Records:
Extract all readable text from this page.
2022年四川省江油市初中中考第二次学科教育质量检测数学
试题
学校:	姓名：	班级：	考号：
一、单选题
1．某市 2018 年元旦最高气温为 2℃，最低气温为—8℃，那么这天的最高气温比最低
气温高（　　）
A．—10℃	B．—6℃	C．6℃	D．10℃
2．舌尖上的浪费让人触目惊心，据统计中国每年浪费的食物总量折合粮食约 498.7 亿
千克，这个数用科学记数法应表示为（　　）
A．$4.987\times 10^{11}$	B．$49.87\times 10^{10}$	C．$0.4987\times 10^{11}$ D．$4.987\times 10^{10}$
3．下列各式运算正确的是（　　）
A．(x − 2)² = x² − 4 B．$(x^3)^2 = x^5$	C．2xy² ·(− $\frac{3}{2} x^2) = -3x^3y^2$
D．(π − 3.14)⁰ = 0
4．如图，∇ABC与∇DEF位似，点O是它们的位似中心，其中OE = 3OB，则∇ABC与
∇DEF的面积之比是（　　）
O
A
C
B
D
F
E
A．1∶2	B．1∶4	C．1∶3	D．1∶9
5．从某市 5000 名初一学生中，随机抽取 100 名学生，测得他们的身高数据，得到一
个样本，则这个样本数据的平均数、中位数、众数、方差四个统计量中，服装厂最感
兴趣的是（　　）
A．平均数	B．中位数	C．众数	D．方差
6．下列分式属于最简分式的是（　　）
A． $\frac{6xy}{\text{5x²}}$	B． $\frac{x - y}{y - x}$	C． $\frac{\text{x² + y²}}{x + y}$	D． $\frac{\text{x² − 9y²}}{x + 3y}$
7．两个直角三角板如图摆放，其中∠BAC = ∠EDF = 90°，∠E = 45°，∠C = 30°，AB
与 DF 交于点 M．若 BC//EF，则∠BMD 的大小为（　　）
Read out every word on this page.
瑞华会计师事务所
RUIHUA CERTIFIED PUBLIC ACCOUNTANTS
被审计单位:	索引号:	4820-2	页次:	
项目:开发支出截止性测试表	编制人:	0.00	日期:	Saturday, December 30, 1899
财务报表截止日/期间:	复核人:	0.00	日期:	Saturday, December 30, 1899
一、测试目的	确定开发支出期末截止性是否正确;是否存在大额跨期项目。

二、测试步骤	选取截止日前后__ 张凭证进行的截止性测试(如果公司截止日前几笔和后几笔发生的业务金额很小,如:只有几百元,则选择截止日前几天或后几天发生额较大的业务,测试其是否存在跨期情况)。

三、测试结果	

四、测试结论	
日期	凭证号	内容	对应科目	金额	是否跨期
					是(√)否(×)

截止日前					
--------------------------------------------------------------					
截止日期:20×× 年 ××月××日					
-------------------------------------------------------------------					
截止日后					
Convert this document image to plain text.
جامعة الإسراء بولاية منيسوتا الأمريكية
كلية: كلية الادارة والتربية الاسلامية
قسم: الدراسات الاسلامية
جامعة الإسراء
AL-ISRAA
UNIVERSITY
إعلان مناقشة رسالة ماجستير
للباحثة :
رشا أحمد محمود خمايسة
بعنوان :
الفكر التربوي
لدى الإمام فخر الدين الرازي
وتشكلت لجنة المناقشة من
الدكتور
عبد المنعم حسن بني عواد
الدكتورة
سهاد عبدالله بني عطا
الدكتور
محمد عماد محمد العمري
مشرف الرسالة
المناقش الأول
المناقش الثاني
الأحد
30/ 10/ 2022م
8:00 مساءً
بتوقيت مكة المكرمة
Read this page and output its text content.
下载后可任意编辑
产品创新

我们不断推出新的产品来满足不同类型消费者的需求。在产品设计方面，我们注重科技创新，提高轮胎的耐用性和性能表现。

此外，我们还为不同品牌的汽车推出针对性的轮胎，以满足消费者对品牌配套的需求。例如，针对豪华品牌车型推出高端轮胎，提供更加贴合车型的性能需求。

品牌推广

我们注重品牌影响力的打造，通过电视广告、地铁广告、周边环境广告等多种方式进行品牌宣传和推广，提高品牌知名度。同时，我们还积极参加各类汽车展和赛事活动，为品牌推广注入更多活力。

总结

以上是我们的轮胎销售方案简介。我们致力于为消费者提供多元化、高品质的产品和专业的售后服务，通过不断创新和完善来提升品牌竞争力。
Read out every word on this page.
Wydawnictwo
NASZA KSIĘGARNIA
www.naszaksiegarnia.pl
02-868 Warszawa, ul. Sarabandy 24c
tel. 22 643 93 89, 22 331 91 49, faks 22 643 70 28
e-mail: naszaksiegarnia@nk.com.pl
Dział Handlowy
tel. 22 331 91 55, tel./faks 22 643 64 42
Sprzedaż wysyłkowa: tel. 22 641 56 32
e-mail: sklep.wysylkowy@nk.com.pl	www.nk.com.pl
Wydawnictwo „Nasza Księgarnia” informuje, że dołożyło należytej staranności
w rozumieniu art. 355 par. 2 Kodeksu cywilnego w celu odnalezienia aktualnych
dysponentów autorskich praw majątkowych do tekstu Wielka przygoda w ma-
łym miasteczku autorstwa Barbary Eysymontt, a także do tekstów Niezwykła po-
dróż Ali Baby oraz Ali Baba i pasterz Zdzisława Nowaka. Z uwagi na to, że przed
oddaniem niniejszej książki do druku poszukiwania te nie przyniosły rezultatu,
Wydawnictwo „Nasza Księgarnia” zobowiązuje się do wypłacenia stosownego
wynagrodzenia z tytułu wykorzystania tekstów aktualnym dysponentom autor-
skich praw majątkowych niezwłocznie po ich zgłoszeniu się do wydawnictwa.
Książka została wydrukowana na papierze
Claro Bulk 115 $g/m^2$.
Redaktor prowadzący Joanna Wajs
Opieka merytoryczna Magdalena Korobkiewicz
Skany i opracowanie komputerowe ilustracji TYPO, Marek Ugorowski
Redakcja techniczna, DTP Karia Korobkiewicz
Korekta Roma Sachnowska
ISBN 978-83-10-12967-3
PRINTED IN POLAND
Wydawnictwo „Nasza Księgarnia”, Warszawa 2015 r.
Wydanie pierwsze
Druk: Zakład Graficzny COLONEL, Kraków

### STATED GOAL
Retype all of the data shown above, word for word.

### FULL RESPONSE
Extract all readable text from this page.
2022年四川省江油市初中中考第二次学科教育质量检测数学
试题
学校:	姓名：	班级：	考号：
一、单选题
1．某市 2018 年元旦最高气温为 2℃，最低气温为—8℃，那么这天的最高气温比最低
气温高（　　）
A．—10℃	B．—6℃	C．6℃	D．10℃
2．舌尖上的浪费让人触目惊心，据统计中国每年浪费的食物总量折合粮食约 498.7 亿
千克，这个数用科学记数法应表示为（　　）
A．$4.987\times 10^{11}$	B．$49.87\times 10^{10}$	C．$0.4987\times 10^{11}$ D．$4.987\times 10^{10}$
3．下列各式运算正确的是（　　）
A．(x − 2)² = x² − 4 B．$(x^3)^2 = x^5$	C．2xy² ·(− $\frac{3}{2} x^2) = -3x^3y^2$
D．(π − 3.14)⁰ = 0
4．如图，∇ABC与∇DEF位似，点O是它们的位似中心，其中OE = 3OB，则∇ABC与
∇DEF的面积之比是（　　）
O
A
C
B
D
F
E
A．1∶2	B．1∶4	C．1∶3	D．1∶9
5．从某市 5000 名初一学生中，随机抽取 100 名学生，测得他们的身高数据，得到一
个样本，则这个样本数据的平均数、中位数、众数、方差四个统计量中，服装厂最感
兴趣的是（　　）
A．平均数	B．中位数	C．众数	D．方差
6．下列分式属于最简分式的是（　　）
A． $\frac{6xy}{\text{5x²}}$	B． $\frac{x - y}{y - x}$	C． $\frac{\text{x² + y²}}{x + y}$	D． $\frac{\text{x² − 9y²}}{x + 3y}$
7．两个直角三角板如图摆放，其中∠BAC = ∠EDF = 90°，∠E = 45°，∠C = 30°，AB
与 DF 交于点 M．若 BC//EF，则∠BMD 的大小为（　　）
Read out every word on this page.
瑞华会计师事务所
RUIHUA CERTIFIED PUBLIC ACCOUNTANTS
被审计单位:	索引号:	4820-2	页次:	
项目:开发支出截止性测试表	编制人:	0.00	日期:	Saturday, December 30, 1899
财务报表截止日/期间:	复核人:	0.00	日期:	Saturday, December 30, 1899
一、测试目的	确定开发支出期末截止性是否正确;是否存在大额跨期项目。

二、测试步骤	选取截止日前后__ 张凭证进行的截止性测试(如果公司截止日前几笔和后几笔发生的业务金额很小,如:只有几百元,则选择截止日前几天或后几天发生额较大的业务,测试其是否存在跨期情况)。

三、测试结果	

四、测试结论	
日期	凭证号	内容	对应科目	金额	是否跨期
					是(√)否(×)

截止日前					
--------------------------------------------------------------					
截止日期:20×× 年 ××月××日					
-------------------------------------------------------------------					
截止日后					
Convert this document image to plain text.
جامعة الإسراء بولاية منيسوتا الأمريكية
كلية: كلية الادارة والتربية الاسلامية
قسم: الدراسات الاسلامية
جامعة الإسراء
AL-ISRAA
UNIVERSITY
إعلان مناقشة رسالة ماجستير
للباحثة :
رشا أحمد محمود خمايسة
بعنوان :
الفكر التربوي
لدى الإمام فخر الدين الرازي
وتشكلت لجنة المناقشة من
الدكتور
عبد المنعم حسن بني عواد
الدكتورة
سهاد عبدالله بني عطا
الدكتور
محمد عماد محمد العمري
مشرف الرسالة
المناقش الأول
المناقش الثاني
الأحد
30/ 10/ 2022م
8:00 مساءً
بتوقيت مكة المكرمة
Read this page and output its text content.
下载后可任意编辑
产品创新

我们不断推出新的产品来满足不同类型消费者的需求。在产品设计方面，我们注重科技创新，提高轮胎的耐用性和性能表现。

此外，我们还为不同品牌的汽车推出针对性的轮胎，以满足消费者对品牌配套的需求。例如，针对豪华品牌车型推出高端轮胎，提供更加贴合车型的性能需求。

品牌推广

我们注重品牌影响力的打造，通过电视广告、地铁广告、周边环境广告等多种方式进行品牌宣传和推广，提高品牌知名度。同时，我们还积极参加各类汽车展和赛事活动，为品牌推广注入更多活力。

总结

以上是我们的轮胎销售方案简介。我们致力于为消费者提供多元化、高品质的产品和专业的售后服务，通过不断创新和完善来提升品牌竞争力。
Read out every word on this page.
Wydawnictwo
NASZA KSIĘGARNIA
www.naszaksiegarnia.pl
02-868 Warszawa, ul. Sarabandy 24c
tel. 22 643 93 89, 22 331 91 49, faks 22 643 70 28
e-mail: naszaksiegarnia@nk.com.pl
Dział Handlowy
tel. 22 331 91 55, tel./faks 22 643 64 42
Sprzedaż wysyłkowa: tel. 22 641 56 32
e-mail: sklep.wysylkowy@nk.com.pl	www.nk.com.pl
Wydawnictwo „Nasza Księgarnia” informuje, że dołożyło należytej staranności
w rozumieniu art. 355 par. 2 Kodeksu cywilnego w celu odnalezienia aktualnych
dysponentów autorskich praw majątkowych do tekstu Wielka przygoda w ma-
łym miasteczku autorstwa Barbary Eysymontt, a także do tekstów Niezwykła po-
dróż Ali Baby oraz Ali Baba i pasterz Zdzisława Nowaka. Z uwagi na to, że przed
oddaniem niniejszej książki do druku poszukiwania te nie przyniosły rezultatu,
Wydawnictwo „Nasza Księgarnia” zobowiązuje się do wypłacenia stosownego
wynagrodzenia z tytułu wykorzystania tekstów aktualnym dysponentom autor-
skich praw majątkowych niezwłocznie po ich zgłoszeniu się do wydawnictwa.
Książka została wydrukowana na papierze
Claro Bulk 115 $g/m^2$.
Redaktor prowadzący Joanna Wajs
Opieka merytoryczna Magdalena Korobkiewicz
Skany i opracowanie komputerowe ilustracji TYPO, Marek Ugorowski
Redakcja techniczna, DTP Karia Korobkiewicz
Korekta Roma Sachnowska
ISBN 978-83-10-12967-3
PRINTED IN POLAND
Wydawnictwo „Nasza Księgarnia”, Warszawa 2015 r.
Wydanie pierwsze
Druk: Zakład Graficzny COLONEL, Kraków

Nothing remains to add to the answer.